Verilen metin —
Kıbrıs müzakereleri başladığı günden beridir yarım asırı geçti. Sorun ise neredeyse asrı buluyor. Fakat Kıbrıs sorununun başlangıcı konusunda her iki taraf başlangıç noktasına farklı referanslar veriyor. Kıbrıs Rum tarafı sorunun Türk işgaliyle 20 Temmuz’da başladığını, Kıbrıs Türk tarafı ise 1963’e vurgu yaparak Kıbrıslı Türklerin Kıbrıs Cumhuriyetinden dışlandıkları tarihi referans olarak gösterme eğilimindedirler. İşte tam da bu noktada bu başlangıç tarihleri sorgulanırken, Kıbrıs Rum tarafının resmi politikanın ötesinde toplumsal bir inanışa dönüşen “20 Temmuz Türk işgaliyle başlayan sorun” vurgusunun üzerinde durmak gerekmektedir.

Görev listesi —
[a] Kıbrıs sorunuyla ilgili metinde "Kıbrıs müzakereleri başladığı" sözlerinden "üzerinde durmak gerekmektedir." sözlerine kadar olan bölümü hiç değiştirmeden yazın.
[b] Kıbrıs sorunuyla ilgili metne göre Kıbrıs Türk tarafı, sorunun başlangıcı olarak hangi yılı vurgular?
Yalnızca Kıbrıs sorunuyla ilgili metne dayanın.

Mevcut veriler —
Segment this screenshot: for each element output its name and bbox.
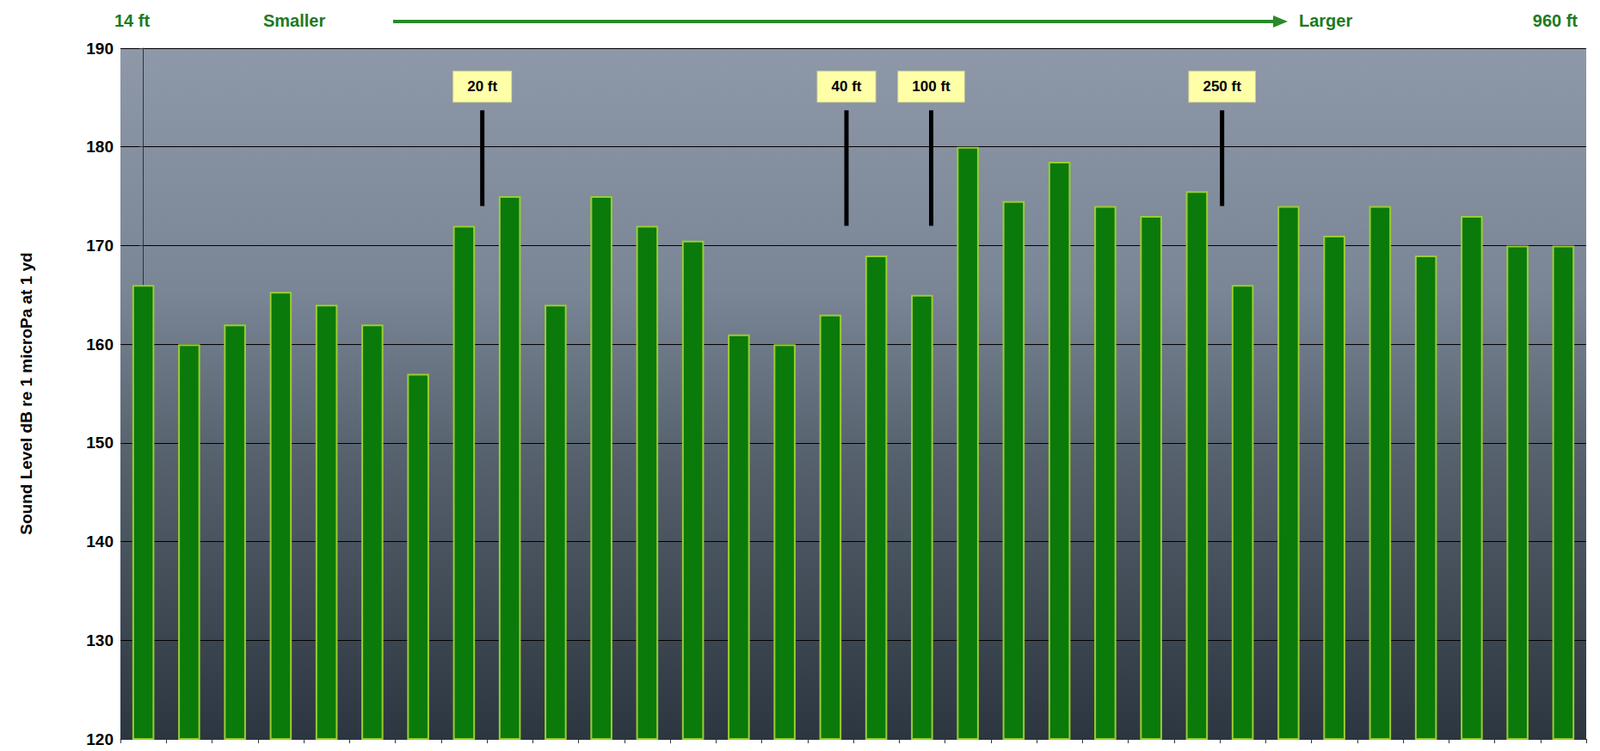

Görev çıktıları —
[a]
Kıbrıs müzakereleri başladığı günden beridir yarım asırı geçti. Sorun ise neredeyse asrı buluyor. Fakat Kıbrıs sorununun başlangıcı konusunda her iki taraf başlangıç noktasına farklı referanslar veriyor. Kıbrıs Rum tarafı sorunun Türk işgaliyle 20 Temmuz’da başladığını, Kıbrıs Türk tarafı ise 1963’e vurgu yaparak Kıbrıslı Türklerin Kıbrıs Cumhuriyetinden dışlandıkları tarihi referans olarak gösterme eğilimindedirler. İşte tam da bu noktada bu başlangıç tarihleri sorgulanırken, Kıbrıs Rum tarafının resmi politikanın ötesinde toplumsal bir inanışa dönüşen “20 Temmuz Türk işgaliyle başlayan sorun” vurgusunun üzerinde durmak gerekmektedir.

[b] Kıbrıs Türk tarafı 1963 yılını vurgular.